**元の文章**
◇ ◇ ◇ ◇ ◇ ◇ ◇

コクランのシスマテックレビューで、スタチンの心臓血管病に対する一次予防についてのレビューが掲載され、波紋を呼んでいます。(確認できたのはアブストラクトだけです。全文が見たいな)
Statins for the primary prevention of cardiovascular disease
(Cochrane Database Syst Rev 2011)
http://onlinelibrary.wiley.com/o/cochrane/clsysrev/articles/CD004816/frame.html
http://www2.cochrane.org/reviews/en/ab004816.html
Statins:Benefits Questionable in Low-Risk Patients
http://as.wiley.com/WileyCDA/PressRelease/pressReleaseId-89797.html
このレビューでは、14のRCT34,272人のデータが解析され、総死亡率は0.83倍、致命的でない発作が0.70倍、血行再建率の縮小(reduction of revascularisation rates)が0.66倍と一次予防にエビデンスがあるとしながらも、心疾患の既往歴がない人での予防効果や、スタチンの服用によって生じるQOLへの影響についてははっきりとしたエビデンスがないとしたそうです。(副作用がベネフィットを上回る場合も)
英国ではシンバスタチンがスイッチされていることもあり、各紙は心疾患の既往歴がない人が心臓血管病の予防にスタチンを服用することが有用なのかどうか疑問を投げかけています。
また研究者らは、RCTの中に製薬会社がスポンサーとなっているものもあるとして、論文の評価に慎重になるべきだとしています。
日本での論争に微妙な影響を与えそうです。
関連情報:TOPICS
2010.10.21 長寿のためのコレステロールガイドラインに日医などが反対声明
参考:
Statins ‘may cause loss of memory and depression’
(Mail ONLINE 2011.01.19、コメントがすごいです)
http://www.dailymail.co.uk/health/article-1348435/Statins-cause-loss-memory-depression.html
Questions over statin prescribing
(BBC NEWS 2011.01.19)
http://www.bbc.co.uk/news/health-12224312
Researchers Say Not Everyone Needs Statins to Prevent Heart Disease
(ABC NEWS 2011.01.19)

◇ ◇ ◇ ◇ ◇ ◇ ◇

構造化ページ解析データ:
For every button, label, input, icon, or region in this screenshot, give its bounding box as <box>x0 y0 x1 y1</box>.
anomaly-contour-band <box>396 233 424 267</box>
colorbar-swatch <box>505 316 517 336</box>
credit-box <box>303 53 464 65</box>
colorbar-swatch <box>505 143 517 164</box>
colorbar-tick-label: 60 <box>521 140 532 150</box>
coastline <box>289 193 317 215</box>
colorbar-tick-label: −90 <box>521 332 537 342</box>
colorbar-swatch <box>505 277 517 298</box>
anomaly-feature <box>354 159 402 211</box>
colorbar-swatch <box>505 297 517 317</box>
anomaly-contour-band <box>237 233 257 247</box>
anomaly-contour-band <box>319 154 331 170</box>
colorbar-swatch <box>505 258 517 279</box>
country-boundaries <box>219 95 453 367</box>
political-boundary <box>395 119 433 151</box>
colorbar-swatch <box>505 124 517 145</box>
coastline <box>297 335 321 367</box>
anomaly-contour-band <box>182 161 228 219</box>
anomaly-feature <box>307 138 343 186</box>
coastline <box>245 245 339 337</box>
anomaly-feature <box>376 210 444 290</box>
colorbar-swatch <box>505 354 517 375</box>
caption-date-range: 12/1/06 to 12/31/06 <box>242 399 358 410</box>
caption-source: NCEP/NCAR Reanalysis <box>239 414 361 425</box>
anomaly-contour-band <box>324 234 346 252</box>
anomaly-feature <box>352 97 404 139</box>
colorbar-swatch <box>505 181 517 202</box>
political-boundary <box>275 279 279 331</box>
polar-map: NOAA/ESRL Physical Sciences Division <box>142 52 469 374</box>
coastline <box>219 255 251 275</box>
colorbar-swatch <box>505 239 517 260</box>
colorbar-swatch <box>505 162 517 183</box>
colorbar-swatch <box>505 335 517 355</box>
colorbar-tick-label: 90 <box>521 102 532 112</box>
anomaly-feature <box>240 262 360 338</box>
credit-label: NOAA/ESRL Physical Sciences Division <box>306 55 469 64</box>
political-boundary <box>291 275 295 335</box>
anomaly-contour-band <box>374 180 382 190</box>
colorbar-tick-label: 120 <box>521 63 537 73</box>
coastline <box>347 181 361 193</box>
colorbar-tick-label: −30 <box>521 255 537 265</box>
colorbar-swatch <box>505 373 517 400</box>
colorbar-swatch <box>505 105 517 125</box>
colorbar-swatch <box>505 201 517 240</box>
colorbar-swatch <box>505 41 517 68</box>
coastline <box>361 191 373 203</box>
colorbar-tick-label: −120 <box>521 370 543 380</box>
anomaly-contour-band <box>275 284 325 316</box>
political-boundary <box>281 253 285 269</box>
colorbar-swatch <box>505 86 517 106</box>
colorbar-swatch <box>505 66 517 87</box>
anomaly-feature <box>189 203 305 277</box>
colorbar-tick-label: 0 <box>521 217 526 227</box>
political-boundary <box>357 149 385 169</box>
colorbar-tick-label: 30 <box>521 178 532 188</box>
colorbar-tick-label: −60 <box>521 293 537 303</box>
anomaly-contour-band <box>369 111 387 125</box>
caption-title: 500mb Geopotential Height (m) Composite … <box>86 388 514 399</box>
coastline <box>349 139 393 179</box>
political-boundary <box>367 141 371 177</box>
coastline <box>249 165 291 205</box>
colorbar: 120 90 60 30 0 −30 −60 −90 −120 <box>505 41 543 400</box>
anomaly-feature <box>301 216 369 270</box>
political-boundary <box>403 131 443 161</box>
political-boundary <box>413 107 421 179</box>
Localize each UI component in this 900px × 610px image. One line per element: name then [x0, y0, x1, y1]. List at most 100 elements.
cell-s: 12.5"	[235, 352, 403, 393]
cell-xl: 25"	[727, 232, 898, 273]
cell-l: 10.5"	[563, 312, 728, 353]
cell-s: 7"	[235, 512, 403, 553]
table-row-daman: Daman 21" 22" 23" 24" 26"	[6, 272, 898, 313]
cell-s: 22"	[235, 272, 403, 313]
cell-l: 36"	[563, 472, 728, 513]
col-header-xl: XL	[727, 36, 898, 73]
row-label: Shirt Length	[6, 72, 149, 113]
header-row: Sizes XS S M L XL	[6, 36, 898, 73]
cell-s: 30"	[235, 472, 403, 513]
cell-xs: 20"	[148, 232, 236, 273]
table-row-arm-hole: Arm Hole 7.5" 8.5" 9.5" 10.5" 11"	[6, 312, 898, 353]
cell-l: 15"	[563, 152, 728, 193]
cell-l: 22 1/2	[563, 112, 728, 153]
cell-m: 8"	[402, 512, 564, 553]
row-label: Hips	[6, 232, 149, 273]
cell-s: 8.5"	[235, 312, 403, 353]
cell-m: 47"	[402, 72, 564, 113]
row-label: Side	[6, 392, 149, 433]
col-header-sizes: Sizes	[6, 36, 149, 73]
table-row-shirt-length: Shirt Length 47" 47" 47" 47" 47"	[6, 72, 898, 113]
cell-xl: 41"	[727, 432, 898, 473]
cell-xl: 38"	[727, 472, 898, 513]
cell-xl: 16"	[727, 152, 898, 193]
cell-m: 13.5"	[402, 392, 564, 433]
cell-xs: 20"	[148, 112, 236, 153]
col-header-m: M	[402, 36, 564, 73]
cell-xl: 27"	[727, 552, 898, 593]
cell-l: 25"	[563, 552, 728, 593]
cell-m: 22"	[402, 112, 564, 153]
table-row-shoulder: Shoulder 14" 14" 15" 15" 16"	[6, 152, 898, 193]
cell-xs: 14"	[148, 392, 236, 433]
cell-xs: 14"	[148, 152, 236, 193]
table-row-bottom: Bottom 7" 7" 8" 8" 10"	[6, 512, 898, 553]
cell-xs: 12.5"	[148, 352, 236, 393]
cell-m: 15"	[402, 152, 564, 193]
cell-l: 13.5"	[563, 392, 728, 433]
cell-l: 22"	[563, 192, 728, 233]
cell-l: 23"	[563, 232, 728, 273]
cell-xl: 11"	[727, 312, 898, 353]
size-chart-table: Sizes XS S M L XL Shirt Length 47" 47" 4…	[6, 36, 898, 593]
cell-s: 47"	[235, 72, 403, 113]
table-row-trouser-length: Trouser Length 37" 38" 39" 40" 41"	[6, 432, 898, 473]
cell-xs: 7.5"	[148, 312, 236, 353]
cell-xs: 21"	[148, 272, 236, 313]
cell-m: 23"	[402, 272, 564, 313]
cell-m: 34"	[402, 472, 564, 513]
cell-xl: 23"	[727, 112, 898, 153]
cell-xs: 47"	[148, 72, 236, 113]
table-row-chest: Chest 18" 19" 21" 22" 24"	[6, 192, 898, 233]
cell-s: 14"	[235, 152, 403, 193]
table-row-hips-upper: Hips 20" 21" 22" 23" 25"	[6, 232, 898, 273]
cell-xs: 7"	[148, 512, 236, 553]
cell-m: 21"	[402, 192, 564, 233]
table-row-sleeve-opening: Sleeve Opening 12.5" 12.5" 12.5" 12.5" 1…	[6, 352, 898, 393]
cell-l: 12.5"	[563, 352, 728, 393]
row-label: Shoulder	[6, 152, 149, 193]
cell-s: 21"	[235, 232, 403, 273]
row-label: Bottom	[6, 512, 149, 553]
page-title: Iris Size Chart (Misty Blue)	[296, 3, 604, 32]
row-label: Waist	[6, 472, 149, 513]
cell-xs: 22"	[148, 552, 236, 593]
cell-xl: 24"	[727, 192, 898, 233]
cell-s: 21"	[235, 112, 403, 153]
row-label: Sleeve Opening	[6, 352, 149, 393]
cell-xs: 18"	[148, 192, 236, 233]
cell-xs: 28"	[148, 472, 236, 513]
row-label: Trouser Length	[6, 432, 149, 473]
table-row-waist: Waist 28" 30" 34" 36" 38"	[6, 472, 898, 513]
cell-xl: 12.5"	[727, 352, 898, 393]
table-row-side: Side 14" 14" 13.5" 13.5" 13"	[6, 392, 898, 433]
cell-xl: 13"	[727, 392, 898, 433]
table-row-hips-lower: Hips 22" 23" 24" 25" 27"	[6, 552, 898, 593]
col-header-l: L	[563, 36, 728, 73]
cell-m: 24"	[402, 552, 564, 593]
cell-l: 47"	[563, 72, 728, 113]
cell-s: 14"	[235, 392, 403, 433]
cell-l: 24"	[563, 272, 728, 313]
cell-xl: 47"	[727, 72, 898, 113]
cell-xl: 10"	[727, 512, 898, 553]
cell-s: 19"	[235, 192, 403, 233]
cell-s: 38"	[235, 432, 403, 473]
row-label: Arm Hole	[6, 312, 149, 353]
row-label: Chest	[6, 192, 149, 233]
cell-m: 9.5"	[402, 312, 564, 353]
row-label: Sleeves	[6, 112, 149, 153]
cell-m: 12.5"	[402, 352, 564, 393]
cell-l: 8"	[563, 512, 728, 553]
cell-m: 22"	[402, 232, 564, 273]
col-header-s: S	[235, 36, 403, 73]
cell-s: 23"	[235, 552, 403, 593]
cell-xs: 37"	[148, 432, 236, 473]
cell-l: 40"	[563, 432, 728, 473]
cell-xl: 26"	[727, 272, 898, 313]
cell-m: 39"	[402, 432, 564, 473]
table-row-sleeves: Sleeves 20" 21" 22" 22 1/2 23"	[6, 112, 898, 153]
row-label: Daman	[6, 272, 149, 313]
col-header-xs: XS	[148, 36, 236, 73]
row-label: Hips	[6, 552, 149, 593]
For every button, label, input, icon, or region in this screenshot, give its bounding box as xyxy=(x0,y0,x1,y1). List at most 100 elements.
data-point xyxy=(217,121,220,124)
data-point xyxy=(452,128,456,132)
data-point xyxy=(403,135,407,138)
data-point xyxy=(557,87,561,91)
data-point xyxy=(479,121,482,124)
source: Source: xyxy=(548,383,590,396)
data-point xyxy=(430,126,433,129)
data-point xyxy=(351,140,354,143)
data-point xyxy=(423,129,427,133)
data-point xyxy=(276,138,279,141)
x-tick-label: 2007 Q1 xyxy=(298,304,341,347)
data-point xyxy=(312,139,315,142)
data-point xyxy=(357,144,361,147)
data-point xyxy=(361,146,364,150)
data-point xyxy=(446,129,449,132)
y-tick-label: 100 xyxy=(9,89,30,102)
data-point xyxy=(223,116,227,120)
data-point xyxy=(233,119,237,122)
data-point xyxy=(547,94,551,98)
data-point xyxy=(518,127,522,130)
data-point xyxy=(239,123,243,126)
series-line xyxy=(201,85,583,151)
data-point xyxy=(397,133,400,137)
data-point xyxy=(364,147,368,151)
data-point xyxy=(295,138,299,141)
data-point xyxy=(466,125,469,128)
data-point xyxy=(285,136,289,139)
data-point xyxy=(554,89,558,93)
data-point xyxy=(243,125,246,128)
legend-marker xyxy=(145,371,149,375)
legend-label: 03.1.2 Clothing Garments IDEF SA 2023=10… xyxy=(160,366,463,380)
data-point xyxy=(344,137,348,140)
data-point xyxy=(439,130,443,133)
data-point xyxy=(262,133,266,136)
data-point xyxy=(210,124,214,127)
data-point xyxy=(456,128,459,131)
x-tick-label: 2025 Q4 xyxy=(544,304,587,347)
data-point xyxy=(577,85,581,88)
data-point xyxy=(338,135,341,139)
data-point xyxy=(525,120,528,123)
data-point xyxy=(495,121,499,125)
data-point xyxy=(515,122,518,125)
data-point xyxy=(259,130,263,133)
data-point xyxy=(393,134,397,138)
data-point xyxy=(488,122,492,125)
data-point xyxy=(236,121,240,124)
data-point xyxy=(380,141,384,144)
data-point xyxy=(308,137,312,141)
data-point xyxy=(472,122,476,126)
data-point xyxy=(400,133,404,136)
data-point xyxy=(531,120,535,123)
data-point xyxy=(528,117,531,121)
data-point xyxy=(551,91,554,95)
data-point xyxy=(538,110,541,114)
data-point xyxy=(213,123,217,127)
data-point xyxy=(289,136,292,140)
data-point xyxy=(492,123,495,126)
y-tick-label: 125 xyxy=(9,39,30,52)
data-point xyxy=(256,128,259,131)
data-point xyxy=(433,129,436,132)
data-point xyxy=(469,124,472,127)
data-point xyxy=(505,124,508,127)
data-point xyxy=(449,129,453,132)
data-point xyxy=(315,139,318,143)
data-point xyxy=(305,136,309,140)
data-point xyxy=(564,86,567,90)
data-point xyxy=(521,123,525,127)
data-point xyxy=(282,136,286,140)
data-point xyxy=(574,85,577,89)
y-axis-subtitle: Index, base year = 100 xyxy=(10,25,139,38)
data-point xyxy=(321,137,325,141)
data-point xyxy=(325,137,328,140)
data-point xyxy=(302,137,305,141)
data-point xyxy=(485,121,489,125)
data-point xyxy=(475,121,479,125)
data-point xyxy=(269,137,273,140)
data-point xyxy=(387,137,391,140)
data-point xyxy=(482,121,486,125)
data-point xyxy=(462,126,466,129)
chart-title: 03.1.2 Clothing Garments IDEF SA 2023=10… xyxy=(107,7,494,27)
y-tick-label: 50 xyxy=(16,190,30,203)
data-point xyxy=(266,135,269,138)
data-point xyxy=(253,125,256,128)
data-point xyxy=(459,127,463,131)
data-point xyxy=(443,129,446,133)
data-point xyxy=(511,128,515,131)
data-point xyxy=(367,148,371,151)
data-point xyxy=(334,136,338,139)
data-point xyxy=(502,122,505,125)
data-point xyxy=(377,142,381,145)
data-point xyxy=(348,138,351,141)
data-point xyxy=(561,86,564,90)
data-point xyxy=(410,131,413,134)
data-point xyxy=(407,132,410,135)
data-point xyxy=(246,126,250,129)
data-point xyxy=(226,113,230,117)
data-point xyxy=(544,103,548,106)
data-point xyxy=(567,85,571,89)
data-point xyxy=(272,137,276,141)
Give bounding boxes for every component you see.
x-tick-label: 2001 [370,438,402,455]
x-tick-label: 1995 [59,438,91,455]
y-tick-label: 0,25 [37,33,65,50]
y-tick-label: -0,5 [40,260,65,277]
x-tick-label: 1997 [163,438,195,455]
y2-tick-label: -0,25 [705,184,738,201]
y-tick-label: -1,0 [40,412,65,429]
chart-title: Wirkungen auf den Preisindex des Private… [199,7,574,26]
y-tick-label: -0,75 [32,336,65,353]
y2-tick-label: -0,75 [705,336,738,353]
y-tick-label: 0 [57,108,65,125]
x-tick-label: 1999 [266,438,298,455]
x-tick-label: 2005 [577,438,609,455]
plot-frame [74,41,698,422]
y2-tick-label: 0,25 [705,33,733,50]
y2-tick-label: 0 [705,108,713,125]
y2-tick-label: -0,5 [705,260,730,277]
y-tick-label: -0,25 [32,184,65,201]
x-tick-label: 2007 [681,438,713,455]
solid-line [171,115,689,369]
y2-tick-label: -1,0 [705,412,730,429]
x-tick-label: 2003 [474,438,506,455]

◇ ◇ ◇ ◇ ◇ ◇ ◇

**課題**
a. 元の文章によると、このレビューで解析されたのはいくつのRCTの何人分のデータか。
b. 元の文章の内容を二文でまとめよ。
c. 元の文章を、最後の行の次から書き継げ。

**解答**
a. 14のRCTの34,272人分のデータ。

b. コクランのレビューは14のRCT、34,272人のデータを解析し、スタチンの一次予防にエビデンスがあるとした。一方で、心疾患の既往歴がない人での予防効果やQOLへの影響についてははっきりしたエビデンスがないとし、英国の各紙は有用性に疑問を投げかけ、研究者らは製薬会社がスポンサーのRCTもあるとして論文の評価に慎重になるべきだとしている。

c.
http://abcnews.go.com/Health/researchers-question-statins-prevent-heart-disease/story?id=12638427&page=1
Review Questions Statins for Low-Risk People
(Medpage TODAY 2011.01.18)
http://www.medpagetoday.com/Cardiology/Prevention/24413
2011年01月20日 00:46 投稿
NHS Choices が解説記事を掲載しています。
Statin benefit for low risk people ‘questionable’
(NHS Choices 2011.1.19)
http://www.nhs.uk/news/2011/01January/Pages/cholesterol-lowering-statin-drugs-examined.aspx
レビューの対象となった臨床試験では次のような問題点があるとしています。
アウトカムとして、スタチンを服用することで心臓発作にかなるリスクに影響を及ぼすかどうかの正確な判断を得ることが、難しい。
いくつかの臨床試験は、心血管イベントの既往歴を含んだものとなっている(つまり、これは純粋な第一次予防の母集団ではない)。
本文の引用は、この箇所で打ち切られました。